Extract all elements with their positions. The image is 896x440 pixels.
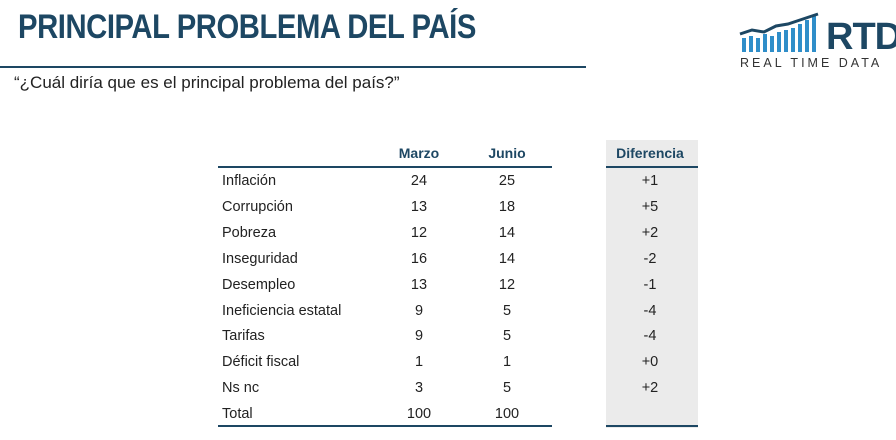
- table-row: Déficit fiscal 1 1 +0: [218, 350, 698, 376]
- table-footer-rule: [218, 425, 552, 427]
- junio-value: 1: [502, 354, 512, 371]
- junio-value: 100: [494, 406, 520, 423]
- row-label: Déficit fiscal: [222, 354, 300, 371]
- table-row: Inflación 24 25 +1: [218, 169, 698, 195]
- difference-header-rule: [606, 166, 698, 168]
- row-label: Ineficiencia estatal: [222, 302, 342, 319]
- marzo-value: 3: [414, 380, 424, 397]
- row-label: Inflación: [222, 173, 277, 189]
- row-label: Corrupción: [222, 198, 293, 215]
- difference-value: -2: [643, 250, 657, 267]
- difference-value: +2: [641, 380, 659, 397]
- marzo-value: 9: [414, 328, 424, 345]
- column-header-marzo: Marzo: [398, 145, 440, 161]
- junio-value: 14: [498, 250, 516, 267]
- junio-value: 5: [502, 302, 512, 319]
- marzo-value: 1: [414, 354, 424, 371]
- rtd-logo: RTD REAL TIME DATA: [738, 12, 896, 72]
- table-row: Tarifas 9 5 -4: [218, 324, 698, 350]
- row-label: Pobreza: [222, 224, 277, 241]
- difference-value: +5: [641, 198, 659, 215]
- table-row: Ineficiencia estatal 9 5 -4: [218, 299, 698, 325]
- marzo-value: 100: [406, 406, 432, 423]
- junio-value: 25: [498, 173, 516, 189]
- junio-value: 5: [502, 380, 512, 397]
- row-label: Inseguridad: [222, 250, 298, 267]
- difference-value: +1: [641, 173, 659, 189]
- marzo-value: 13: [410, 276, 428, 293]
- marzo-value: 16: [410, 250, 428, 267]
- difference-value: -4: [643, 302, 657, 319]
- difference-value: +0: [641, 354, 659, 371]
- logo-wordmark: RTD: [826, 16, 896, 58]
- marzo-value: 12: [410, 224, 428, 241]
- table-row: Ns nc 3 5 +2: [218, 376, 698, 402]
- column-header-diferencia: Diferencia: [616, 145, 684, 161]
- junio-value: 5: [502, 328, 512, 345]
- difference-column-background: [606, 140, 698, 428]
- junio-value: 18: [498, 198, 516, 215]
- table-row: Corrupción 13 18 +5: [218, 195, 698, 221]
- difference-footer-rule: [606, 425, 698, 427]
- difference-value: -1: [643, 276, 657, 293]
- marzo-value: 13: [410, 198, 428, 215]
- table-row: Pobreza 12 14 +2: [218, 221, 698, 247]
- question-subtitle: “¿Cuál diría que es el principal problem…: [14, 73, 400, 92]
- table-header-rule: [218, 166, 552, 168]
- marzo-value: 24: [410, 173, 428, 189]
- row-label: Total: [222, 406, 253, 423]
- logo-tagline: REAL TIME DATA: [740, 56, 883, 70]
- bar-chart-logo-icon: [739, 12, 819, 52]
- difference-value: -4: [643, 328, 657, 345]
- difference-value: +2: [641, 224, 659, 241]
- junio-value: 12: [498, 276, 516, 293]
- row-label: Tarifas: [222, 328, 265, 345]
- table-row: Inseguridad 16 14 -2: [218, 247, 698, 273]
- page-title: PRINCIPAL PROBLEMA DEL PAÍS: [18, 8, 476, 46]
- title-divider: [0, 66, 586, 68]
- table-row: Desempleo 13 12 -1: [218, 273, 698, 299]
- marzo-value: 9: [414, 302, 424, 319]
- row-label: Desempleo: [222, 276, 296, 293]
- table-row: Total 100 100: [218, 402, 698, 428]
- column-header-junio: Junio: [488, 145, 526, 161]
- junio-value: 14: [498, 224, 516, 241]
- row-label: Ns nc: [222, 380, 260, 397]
----------
◆ What is asked
Please locate every line of the entries above that contains the string "difference" and copy each of those lines. The match is case-sensitive.

◆ Task result
- difference-header-rule: [606, 166, 698, 168]
- difference-value: -2: [643, 250, 657, 267]
- difference-value: +2: [641, 380, 659, 397]
- difference-value: +5: [641, 198, 659, 215]
- difference-value: +1: [641, 173, 659, 189]
- difference-value: -4: [643, 302, 657, 319]
- difference-value: +0: [641, 354, 659, 371]
- difference-column-background: [606, 140, 698, 428]
- difference-footer-rule: [606, 425, 698, 427]
- difference-value: -1: [643, 276, 657, 293]
- difference-value: -4: [643, 328, 657, 345]
- difference-value: +2: [641, 224, 659, 241]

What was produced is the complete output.